TASK GOAL: Pictures are not part of the copy; repeat everything else in the records exactly.

**** RECORD SET

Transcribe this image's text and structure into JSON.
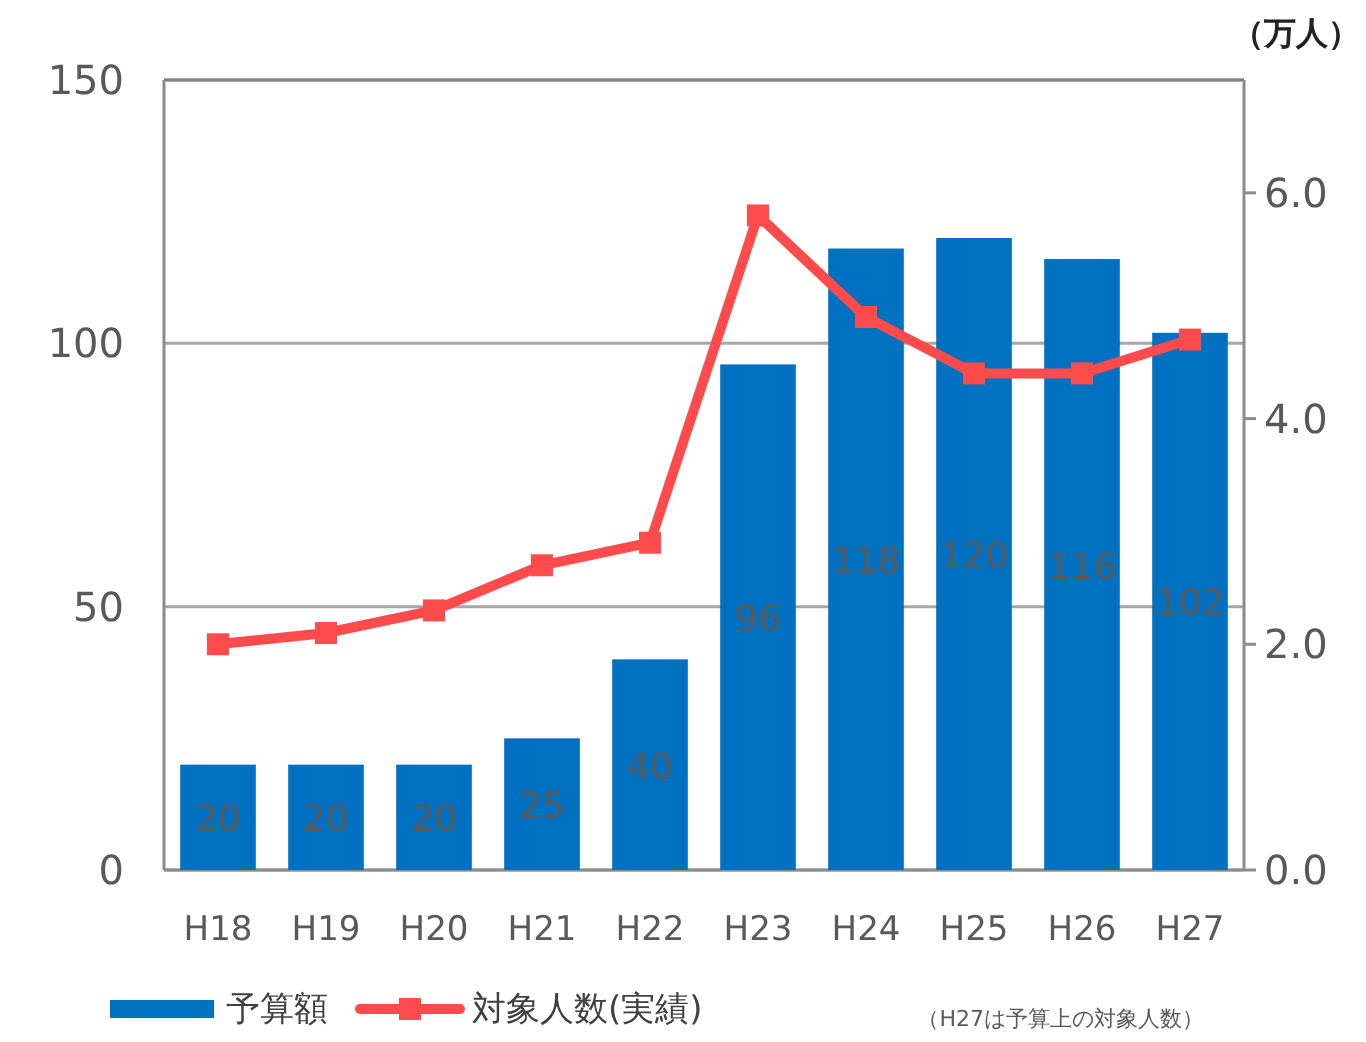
{
  "chart_data": {
    "type": "bar",
    "categories": [
      "H18",
      "H19",
      "H20",
      "H21",
      "H22",
      "H23",
      "H24",
      "H25",
      "H26",
      "H27"
    ],
    "series": [
      {
        "name": "予算額",
        "color": "#0070c0",
        "values": [
          20,
          20,
          20,
          25,
          40,
          96,
          118,
          120,
          116,
          102
        ],
        "value_labels": [
          "20",
          "20",
          "20",
          "25",
          "40",
          "96",
          "118",
          "120",
          "116",
          "102"
        ]
      },
      {
        "name": "対象人数(実績)",
        "type": "line",
        "axis": "y2",
        "color": "#ff4b4b",
        "marker": "square",
        "values": [
          2.0,
          2.1,
          2.3,
          2.7,
          2.9,
          5.8,
          4.9,
          4.4,
          4.4,
          4.7
        ]
      }
    ],
    "ylim": [
      0,
      150
    ],
    "yticks": [
      0,
      50,
      100,
      150
    ],
    "y2lim": [
      0,
      7
    ],
    "y2ticks": [
      {
        "value": 0,
        "label": "0.0"
      },
      {
        "value": 2,
        "label": "2.0"
      },
      {
        "value": 4,
        "label": "4.0"
      },
      {
        "value": 6,
        "label": "6.0"
      }
    ],
    "y2label": "（万人）",
    "annotations": [
      "（H27は予算上の対象人数）"
    ],
    "legend": "bottom",
    "grid": "y"
  }
}
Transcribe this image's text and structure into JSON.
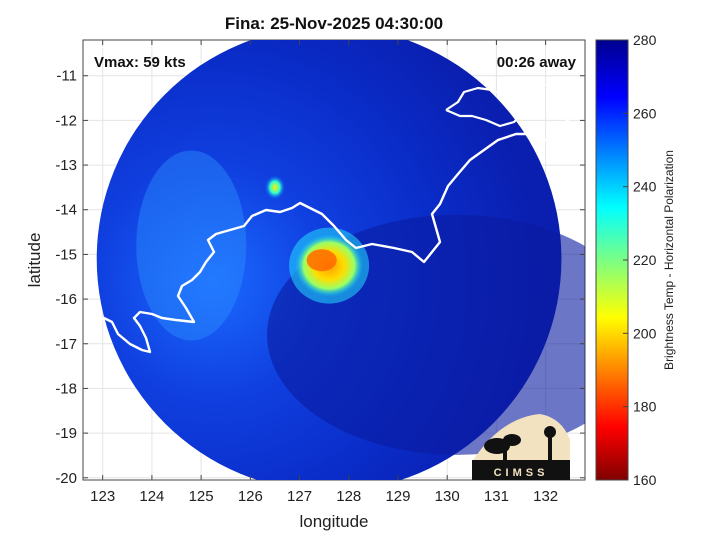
{
  "chart_data": {
    "type": "heatmap",
    "title": "Fina: 25-Nov-2025 04:30:00",
    "xlabel": "longitude",
    "ylabel": "latitude",
    "xlim": [
      122.6,
      132.8
    ],
    "ylim": [
      -20.05,
      -10.2
    ],
    "x_ticks": [
      123,
      124,
      125,
      126,
      127,
      128,
      129,
      130,
      131,
      132
    ],
    "y_ticks": [
      -11,
      -12,
      -13,
      -14,
      -15,
      -16,
      -17,
      -18,
      -19,
      -20
    ],
    "grid": true,
    "annotations": {
      "vmax": "Vmax: 59 kts",
      "time_away": "00:26 away"
    },
    "colorbar": {
      "label": "Brightness Temp - Horizontal Polarization",
      "range": [
        160,
        280
      ],
      "ticks": [
        280,
        260,
        240,
        220,
        200,
        180,
        160
      ],
      "colormap": "jet"
    },
    "swath": {
      "center_lon": 127.6,
      "center_lat": -15.1,
      "radius_deg": 4.95
    },
    "features": [
      {
        "name": "storm core (cold convection)",
        "lon": 127.6,
        "lat": -15.25,
        "min_value": 185
      },
      {
        "name": "cold spot",
        "lon": 126.5,
        "lat": -13.5,
        "min_value": 225
      }
    ],
    "background_value": 270,
    "logo_text": "CIMSS"
  },
  "colors": {
    "jet": [
      "#00008f",
      "#0000ff",
      "#00ffff",
      "#ffff00",
      "#ff0000",
      "#800000"
    ],
    "coastline": "#ffffff"
  }
}
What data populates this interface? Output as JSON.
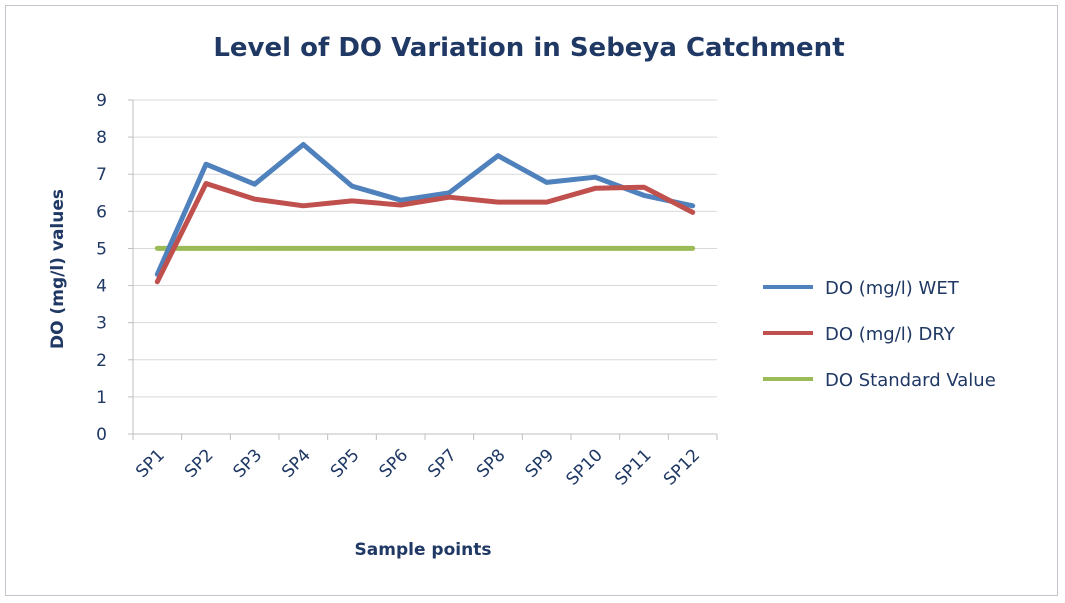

********

SOLUTION TO THE PROBLEM:
Transcribe this image's text and structure into JSON.
{
  "chart_data": {
    "type": "bar",
    "categories": [
      "H18",
      "H19",
      "H20",
      "H21",
      "H22",
      "H23",
      "H24",
      "H25",
      "H26",
      "H27"
    ],
    "series": [
      {
        "name": "予算額",
        "color": "#0070c0",
        "values": [
          20,
          20,
          20,
          25,
          40,
          96,
          118,
          120,
          116,
          102
        ],
        "value_labels": [
          "20",
          "20",
          "20",
          "25",
          "40",
          "96",
          "118",
          "120",
          "116",
          "102"
        ]
      },
      {
        "name": "対象人数(実績)",
        "type": "line",
        "axis": "y2",
        "color": "#ff4b4b",
        "marker": "square",
        "values": [
          2.0,
          2.1,
          2.3,
          2.7,
          2.9,
          5.8,
          4.9,
          4.4,
          4.4,
          4.7
        ]
      }
    ],
    "ylim": [
      0,
      150
    ],
    "yticks": [
      0,
      50,
      100,
      150
    ],
    "y2lim": [
      0,
      7
    ],
    "y2ticks": [
      {
        "value": 0,
        "label": "0.0"
      },
      {
        "value": 2,
        "label": "2.0"
      },
      {
        "value": 4,
        "label": "4.0"
      },
      {
        "value": 6,
        "label": "6.0"
      }
    ],
    "y2label": "（万人）",
    "annotations": [
      "（H27は予算上の対象人数）"
    ],
    "legend": "bottom",
    "grid": "y"
  }
}
Transcribe this image's text and structure into JSON.
{
  "chart_data": {
    "type": "heatmap",
    "title": "Fina: 25-Nov-2025 04:30:00",
    "xlabel": "longitude",
    "ylabel": "latitude",
    "xlim": [
      122.6,
      132.8
    ],
    "ylim": [
      -20.05,
      -10.2
    ],
    "x_ticks": [
      123,
      124,
      125,
      126,
      127,
      128,
      129,
      130,
      131,
      132
    ],
    "y_ticks": [
      -11,
      -12,
      -13,
      -14,
      -15,
      -16,
      -17,
      -18,
      -19,
      -20
    ],
    "grid": true,
    "annotations": {
      "vmax": "Vmax: 59 kts",
      "time_away": "00:26 away"
    },
    "colorbar": {
      "label": "Brightness Temp - Horizontal Polarization",
      "range": [
        160,
        280
      ],
      "ticks": [
        280,
        260,
        240,
        220,
        200,
        180,
        160
      ],
      "colormap": "jet"
    },
    "swath": {
      "center_lon": 127.6,
      "center_lat": -15.1,
      "radius_deg": 4.95
    },
    "features": [
      {
        "name": "storm core (cold convection)",
        "lon": 127.6,
        "lat": -15.25,
        "min_value": 185
      },
      {
        "name": "cold spot",
        "lon": 126.5,
        "lat": -13.5,
        "min_value": 225
      }
    ],
    "background_value": 270,
    "logo_text": "CIMSS"
  },
  "colors": {
    "jet": [
      "#00008f",
      "#0000ff",
      "#00ffff",
      "#ffff00",
      "#ff0000",
      "#800000"
    ],
    "coastline": "#ffffff"
  }
}
What data populates this interface? Output as JSON.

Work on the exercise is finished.